-- Start of SUPPLIED ENTRIES --

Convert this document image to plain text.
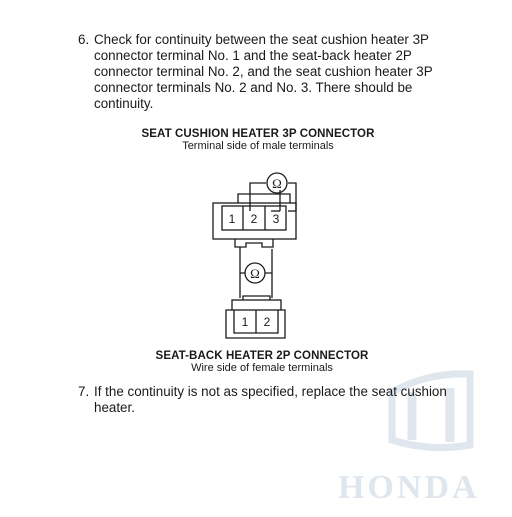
HONDA
6. Check for continuity between the seat cushion heater 3P connector terminal No. 1 and the seat-back heater 2P connector terminal No. 2, and the seat cushion heater 3P connector terminals No. 2 and No. 3. There should be continuity.
SEAT CUSHION HEATER 3P CONNECTOR
Terminal side of male terminals
1 2 3
1 2
Ω
Ω
SEAT-BACK HEATER 2P CONNECTOR
Wire side of female terminals
7. If the continuity is not as specified, replace the seat cushion heater.
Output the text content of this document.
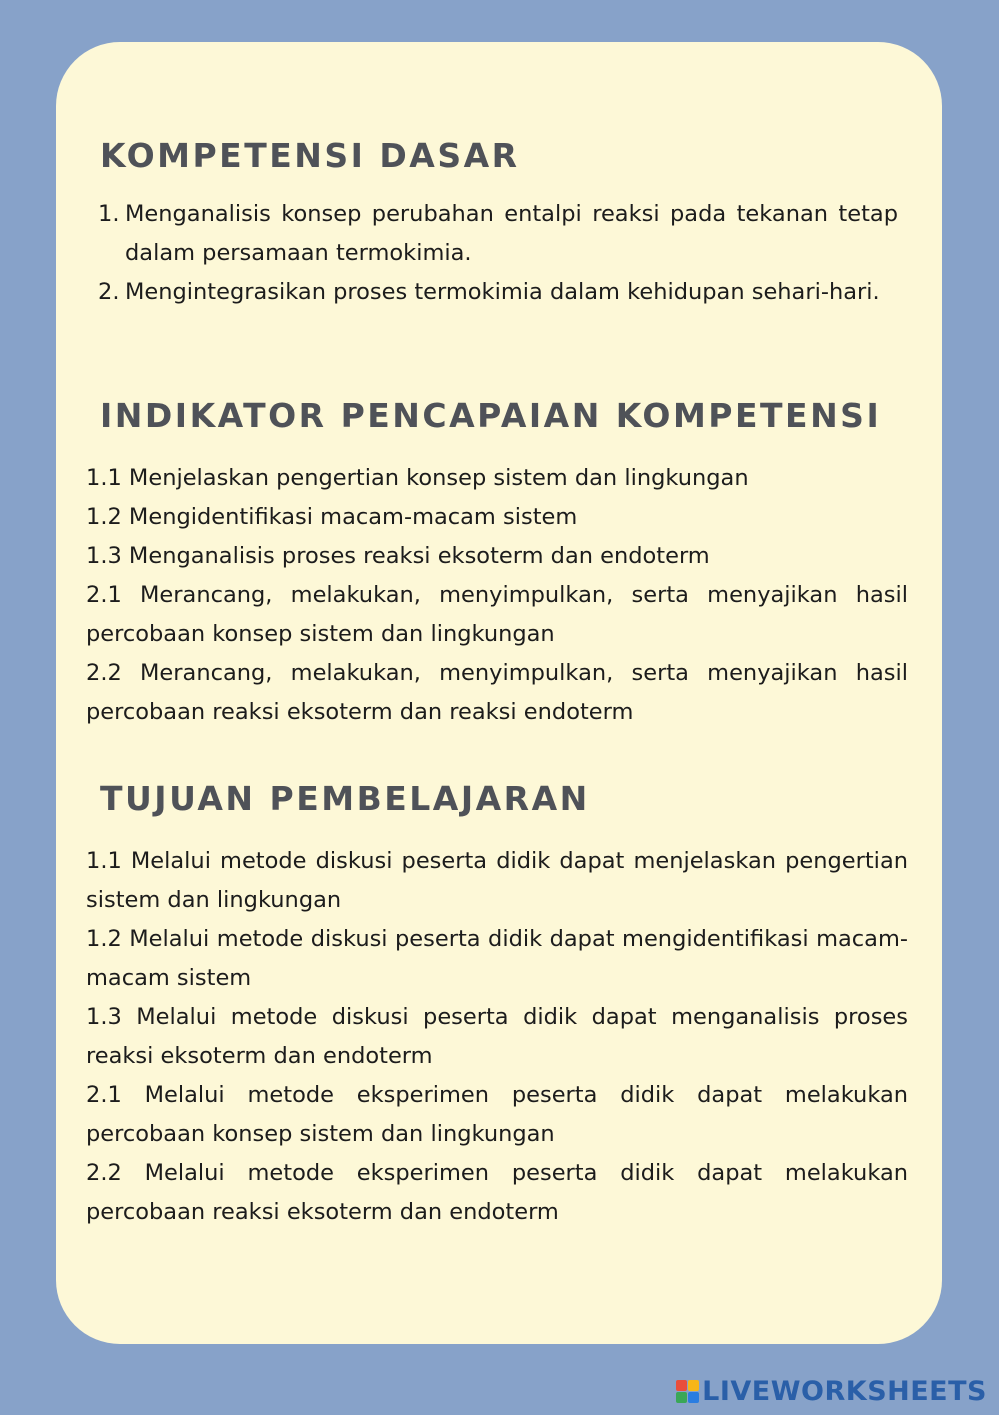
KOMPETENSI DASAR
1. Menganalisis konsep perubahan entalpi reaksi pada tekanan tetap dalam persamaan termokimia.
2. Mengintegrasikan proses termokimia dalam kehidupan sehari-hari.
INDIKATOR PENCAPAIAN KOMPETENSI
1.1 Menjelaskan pengertian konsep sistem dan lingkungan
1.2 Mengidentifikasi macam-macam sistem
1.3 Menganalisis proses reaksi eksoterm dan endoterm
2.1 Merancang, melakukan, menyimpulkan, serta menyajikan hasil percobaan konsep sistem dan lingkungan
2.2 Merancang, melakukan, menyimpulkan, serta menyajikan hasil percobaan reaksi eksoterm dan reaksi endoterm
TUJUAN PEMBELAJARAN
1.1 Melalui metode diskusi peserta didik dapat menjelaskan pengertian sistem dan lingkungan
1.2 Melalui metode diskusi peserta didik dapat mengidentifikasi macam-macam sistem
1.3 Melalui metode diskusi peserta didik dapat menganalisis proses reaksi eksoterm dan endoterm
2.1 Melalui metode eksperimen peserta didik dapat melakukan percobaan konsep sistem dan lingkungan
2.2 Melalui metode eksperimen peserta didik dapat melakukan percobaan reaksi eksoterm dan endoterm
LIVEWORKSHEETS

-- End of SUPPLIED ENTRIES --

**AIM OF THE TASK:** Of the lines in the listing, how many hold the word "KOMPETENSI"? Nothing but the number is needed.

**EXERCISE RESULT:** 2